WHAT TO PRODUCE: In the entries below, count every line with the string "Ludwig". State the count and nothing else.

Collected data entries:
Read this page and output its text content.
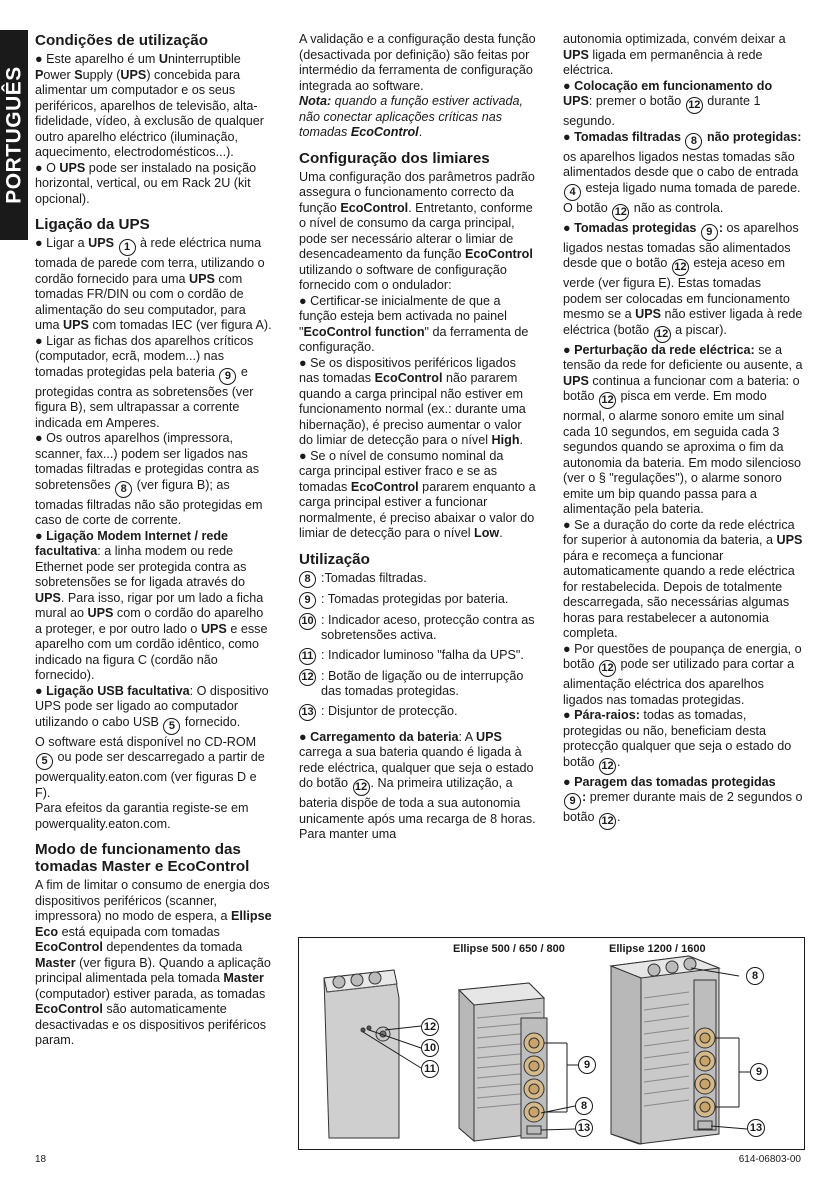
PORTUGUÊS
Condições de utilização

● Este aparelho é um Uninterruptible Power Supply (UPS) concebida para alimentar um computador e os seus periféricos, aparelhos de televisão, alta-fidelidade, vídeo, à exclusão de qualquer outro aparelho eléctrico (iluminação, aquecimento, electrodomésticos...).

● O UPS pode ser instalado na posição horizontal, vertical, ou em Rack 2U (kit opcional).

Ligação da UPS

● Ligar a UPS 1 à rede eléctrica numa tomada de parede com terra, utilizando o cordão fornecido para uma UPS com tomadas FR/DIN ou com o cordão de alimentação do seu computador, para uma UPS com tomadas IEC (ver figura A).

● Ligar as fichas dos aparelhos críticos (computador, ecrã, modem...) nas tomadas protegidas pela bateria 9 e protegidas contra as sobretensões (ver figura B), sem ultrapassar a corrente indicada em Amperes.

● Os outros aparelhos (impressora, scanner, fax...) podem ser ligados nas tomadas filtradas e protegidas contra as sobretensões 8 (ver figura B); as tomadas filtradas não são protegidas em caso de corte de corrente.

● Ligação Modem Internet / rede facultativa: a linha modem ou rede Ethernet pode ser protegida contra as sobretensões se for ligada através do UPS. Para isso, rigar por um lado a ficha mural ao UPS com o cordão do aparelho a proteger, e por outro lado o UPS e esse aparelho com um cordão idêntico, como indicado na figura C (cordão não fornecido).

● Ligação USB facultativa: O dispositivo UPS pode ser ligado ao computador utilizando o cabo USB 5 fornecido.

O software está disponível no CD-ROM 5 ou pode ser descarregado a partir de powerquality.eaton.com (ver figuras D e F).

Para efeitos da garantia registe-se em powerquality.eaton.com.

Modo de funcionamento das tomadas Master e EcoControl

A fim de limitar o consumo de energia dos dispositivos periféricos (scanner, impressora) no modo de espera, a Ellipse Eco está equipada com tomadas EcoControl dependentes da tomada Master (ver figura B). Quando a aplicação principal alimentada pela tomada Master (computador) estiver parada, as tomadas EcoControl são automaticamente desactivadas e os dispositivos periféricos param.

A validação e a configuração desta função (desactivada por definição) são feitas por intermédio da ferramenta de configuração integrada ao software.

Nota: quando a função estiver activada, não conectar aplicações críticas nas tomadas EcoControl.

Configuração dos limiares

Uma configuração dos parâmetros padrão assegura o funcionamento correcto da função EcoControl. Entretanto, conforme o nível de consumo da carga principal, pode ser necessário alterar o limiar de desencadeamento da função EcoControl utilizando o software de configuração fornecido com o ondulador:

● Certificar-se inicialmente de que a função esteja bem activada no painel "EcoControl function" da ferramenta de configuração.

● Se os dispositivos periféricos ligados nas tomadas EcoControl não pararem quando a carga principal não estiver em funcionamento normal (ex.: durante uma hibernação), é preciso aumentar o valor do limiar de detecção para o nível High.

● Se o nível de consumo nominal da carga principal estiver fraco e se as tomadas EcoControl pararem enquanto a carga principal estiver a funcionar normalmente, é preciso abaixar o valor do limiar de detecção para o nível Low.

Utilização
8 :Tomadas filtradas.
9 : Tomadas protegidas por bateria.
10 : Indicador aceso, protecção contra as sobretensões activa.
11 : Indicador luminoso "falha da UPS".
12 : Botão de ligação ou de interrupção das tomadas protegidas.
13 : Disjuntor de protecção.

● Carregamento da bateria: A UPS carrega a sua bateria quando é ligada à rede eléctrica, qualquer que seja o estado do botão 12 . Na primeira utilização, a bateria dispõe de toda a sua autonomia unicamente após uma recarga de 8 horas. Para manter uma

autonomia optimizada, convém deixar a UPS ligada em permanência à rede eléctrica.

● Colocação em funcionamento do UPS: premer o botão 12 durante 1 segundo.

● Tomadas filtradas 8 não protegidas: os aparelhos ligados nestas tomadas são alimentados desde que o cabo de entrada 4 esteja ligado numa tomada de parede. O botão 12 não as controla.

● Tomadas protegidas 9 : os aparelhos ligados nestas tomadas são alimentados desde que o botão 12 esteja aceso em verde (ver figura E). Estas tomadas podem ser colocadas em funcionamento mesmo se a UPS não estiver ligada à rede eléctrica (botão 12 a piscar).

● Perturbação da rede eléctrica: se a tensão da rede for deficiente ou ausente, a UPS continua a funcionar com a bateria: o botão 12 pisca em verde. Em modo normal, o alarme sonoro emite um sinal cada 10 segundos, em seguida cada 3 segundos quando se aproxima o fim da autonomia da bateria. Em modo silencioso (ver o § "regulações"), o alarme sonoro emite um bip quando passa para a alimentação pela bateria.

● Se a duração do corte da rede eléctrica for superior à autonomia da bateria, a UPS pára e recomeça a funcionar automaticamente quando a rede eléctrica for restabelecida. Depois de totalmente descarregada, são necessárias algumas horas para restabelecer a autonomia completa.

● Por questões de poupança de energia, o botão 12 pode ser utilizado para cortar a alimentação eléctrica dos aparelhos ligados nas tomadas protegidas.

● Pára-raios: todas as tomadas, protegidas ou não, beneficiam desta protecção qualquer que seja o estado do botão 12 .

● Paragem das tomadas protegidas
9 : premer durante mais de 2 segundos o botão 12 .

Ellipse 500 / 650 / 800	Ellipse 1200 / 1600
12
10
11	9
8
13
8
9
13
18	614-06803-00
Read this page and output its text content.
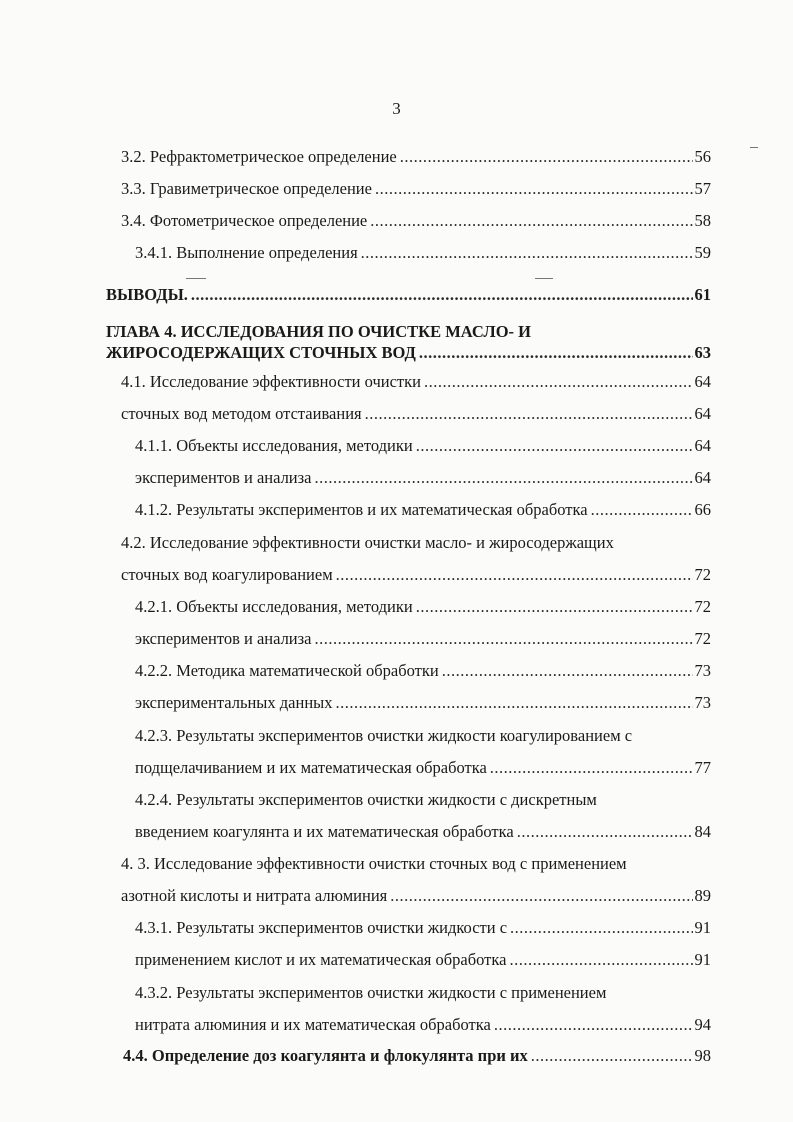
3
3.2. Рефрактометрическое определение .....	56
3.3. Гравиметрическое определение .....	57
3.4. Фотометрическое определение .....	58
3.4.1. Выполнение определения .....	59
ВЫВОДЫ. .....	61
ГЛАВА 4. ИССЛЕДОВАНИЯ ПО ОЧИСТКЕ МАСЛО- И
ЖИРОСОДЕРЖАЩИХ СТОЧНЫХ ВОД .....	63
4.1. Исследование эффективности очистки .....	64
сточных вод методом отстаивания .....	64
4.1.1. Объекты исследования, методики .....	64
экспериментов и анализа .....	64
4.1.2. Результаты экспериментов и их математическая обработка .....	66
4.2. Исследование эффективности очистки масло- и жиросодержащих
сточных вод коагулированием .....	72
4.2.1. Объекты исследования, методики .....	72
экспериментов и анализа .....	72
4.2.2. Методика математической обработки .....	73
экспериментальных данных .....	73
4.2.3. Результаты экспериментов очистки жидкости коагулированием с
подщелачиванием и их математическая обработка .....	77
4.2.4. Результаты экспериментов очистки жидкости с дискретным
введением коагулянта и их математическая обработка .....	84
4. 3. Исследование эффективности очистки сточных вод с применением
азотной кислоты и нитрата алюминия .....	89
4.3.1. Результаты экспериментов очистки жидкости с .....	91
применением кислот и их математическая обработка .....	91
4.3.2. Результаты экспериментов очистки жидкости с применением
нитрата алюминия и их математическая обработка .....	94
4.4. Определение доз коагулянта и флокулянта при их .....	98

--

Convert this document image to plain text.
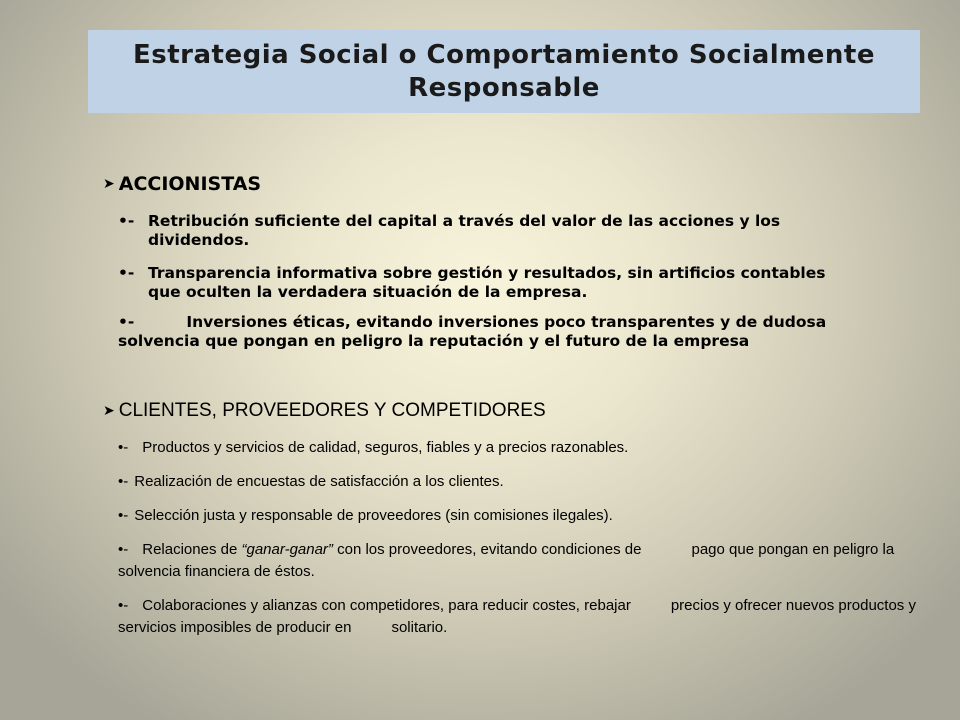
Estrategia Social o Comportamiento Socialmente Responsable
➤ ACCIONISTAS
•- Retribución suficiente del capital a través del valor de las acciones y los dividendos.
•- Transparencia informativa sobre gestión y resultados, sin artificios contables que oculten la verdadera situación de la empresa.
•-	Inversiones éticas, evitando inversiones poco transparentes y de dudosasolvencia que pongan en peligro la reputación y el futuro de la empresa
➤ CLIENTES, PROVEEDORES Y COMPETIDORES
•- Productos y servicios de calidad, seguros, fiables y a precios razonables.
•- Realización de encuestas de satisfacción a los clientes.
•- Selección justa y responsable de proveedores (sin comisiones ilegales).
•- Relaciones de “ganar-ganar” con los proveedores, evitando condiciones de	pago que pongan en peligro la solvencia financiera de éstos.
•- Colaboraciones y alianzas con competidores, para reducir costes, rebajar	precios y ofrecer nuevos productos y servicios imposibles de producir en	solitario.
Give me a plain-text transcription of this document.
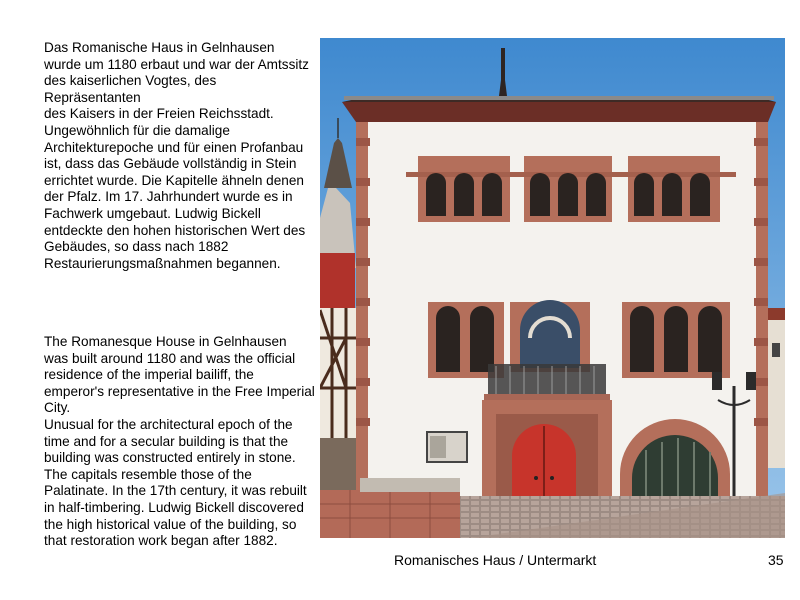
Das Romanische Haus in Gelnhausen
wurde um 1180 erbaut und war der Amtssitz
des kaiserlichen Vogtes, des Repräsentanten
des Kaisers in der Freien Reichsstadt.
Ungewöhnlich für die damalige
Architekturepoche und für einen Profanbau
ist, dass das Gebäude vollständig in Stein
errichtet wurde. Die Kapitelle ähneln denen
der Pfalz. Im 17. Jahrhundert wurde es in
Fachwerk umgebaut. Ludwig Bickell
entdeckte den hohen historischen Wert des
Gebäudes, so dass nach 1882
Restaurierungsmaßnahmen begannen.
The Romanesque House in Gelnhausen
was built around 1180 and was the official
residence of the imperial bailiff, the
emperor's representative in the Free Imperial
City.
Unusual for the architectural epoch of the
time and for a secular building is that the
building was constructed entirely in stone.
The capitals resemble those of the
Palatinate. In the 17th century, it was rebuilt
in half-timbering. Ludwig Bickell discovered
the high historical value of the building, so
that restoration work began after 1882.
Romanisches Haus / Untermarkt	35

RESULT OF THIS TASK: 2